=== RECORDS ===

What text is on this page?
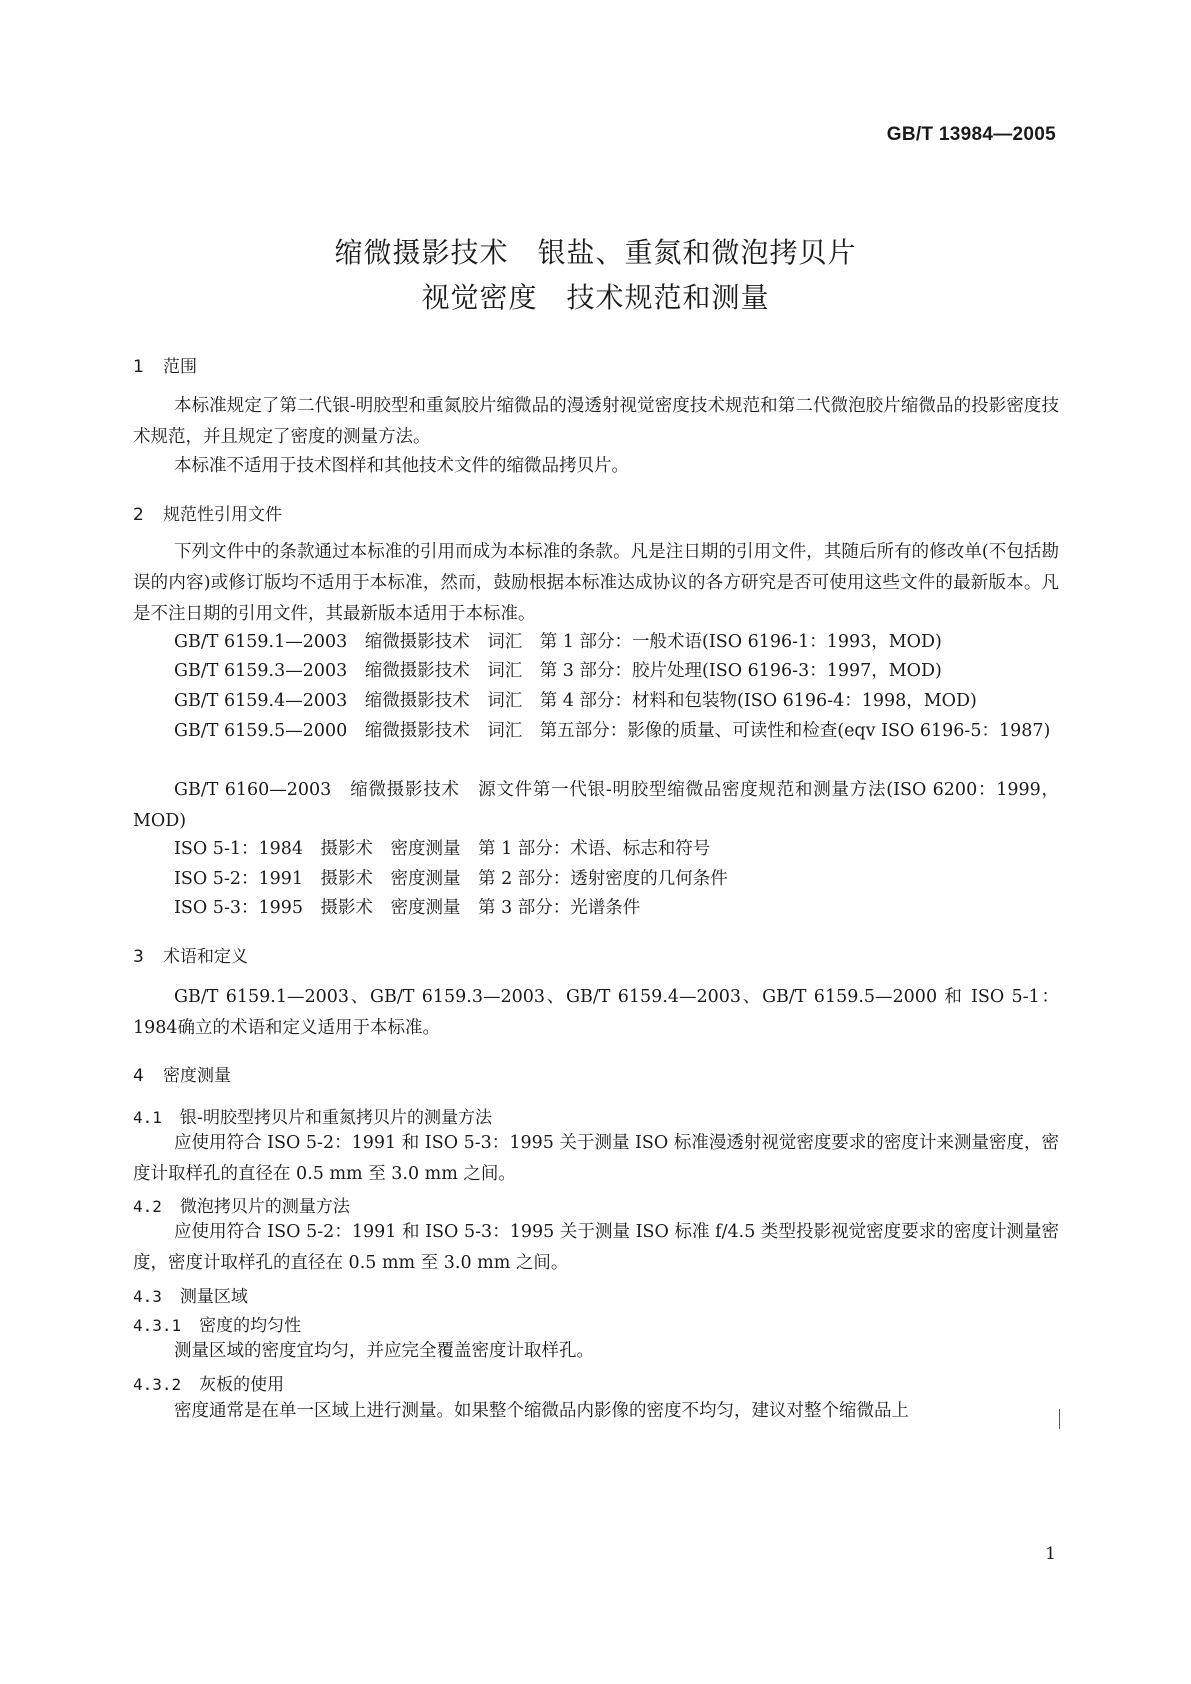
GB/T 13984—2005
缩微摄影技术　银盐、重氮和微泡拷贝片
视觉密度　技术规范和测量
1 范围
本标准规定了第二代银-明胶型和重氮胶片缩微品的漫透射视觉密度技术规范和第二代微泡胶片缩微品的投影密度技术规范，并且规定了密度的测量方法。
本标准不适用于技术图样和其他技术文件的缩微品拷贝片。
2 规范性引用文件
下列文件中的条款通过本标准的引用而成为本标准的条款。凡是注日期的引用文件，其随后所有的修改单(不包括勘误的内容)或修订版均不适用于本标准，然而，鼓励根据本标准达成协议的各方研究是否可使用这些文件的最新版本。凡是不注日期的引用文件，其最新版本适用于本标准。
GB/T 6159.1—2003　缩微摄影技术　词汇　第 1 部分：一般术语(ISO 6196-1：1993，MOD)
GB/T 6159.3—2003　缩微摄影技术　词汇　第 3 部分：胶片处理(ISO 6196-3：1997，MOD)
GB/T 6159.4—2003　缩微摄影技术　词汇　第 4 部分：材料和包装物(ISO 6196-4：1998，MOD)
GB/T 6159.5—2000　缩微摄影技术　词汇　第五部分：影像的质量、可读性和检查(eqv ISO 6196-5：1987)
GB/T 6160—2003　缩微摄影技术　源文件第一代银-明胶型缩微品密度规范和测量方法(ISO 6200：1999，MOD)
ISO 5-1：1984　摄影术　密度测量　第 1 部分：术语、标志和符号
ISO 5-2：1991　摄影术　密度测量　第 2 部分：透射密度的几何条件
ISO 5-3：1995　摄影术　密度测量　第 3 部分：光谱条件
3 术语和定义
GB/T 6159.1—2003、GB/T 6159.3—2003、GB/T 6159.4—2003、GB/T 6159.5—2000 和 ISO 5-1：1984确立的术语和定义适用于本标准。
4 密度测量
4.1 银-明胶型拷贝片和重氮拷贝片的测量方法
应使用符合 ISO 5-2：1991 和 ISO 5-3：1995 关于测量 ISO 标准漫透射视觉密度要求的密度计来测量密度，密度计取样孔的直径在 0.5 mm 至 3.0 mm 之间。
4.2 微泡拷贝片的测量方法
应使用符合 ISO 5-2：1991 和 ISO 5-3：1995 关于测量 ISO 标准 f/4.5 类型投影视觉密度要求的密度计测量密度，密度计取样孔的直径在 0.5 mm 至 3.0 mm 之间。
4.3 测量区域
4.3.1 密度的均匀性
测量区域的密度宜均匀，并应完全覆盖密度计取样孔。
4.3.2 灰板的使用
密度通常是在单一区域上进行测量。如果整个缩微品内影像的密度不均匀，建议对整个缩微品上
1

===

THE TASK — Tally the lines in the listing that hold "应使用符合" and report the number alone.

OUTPUT FOR THIS TASK — 2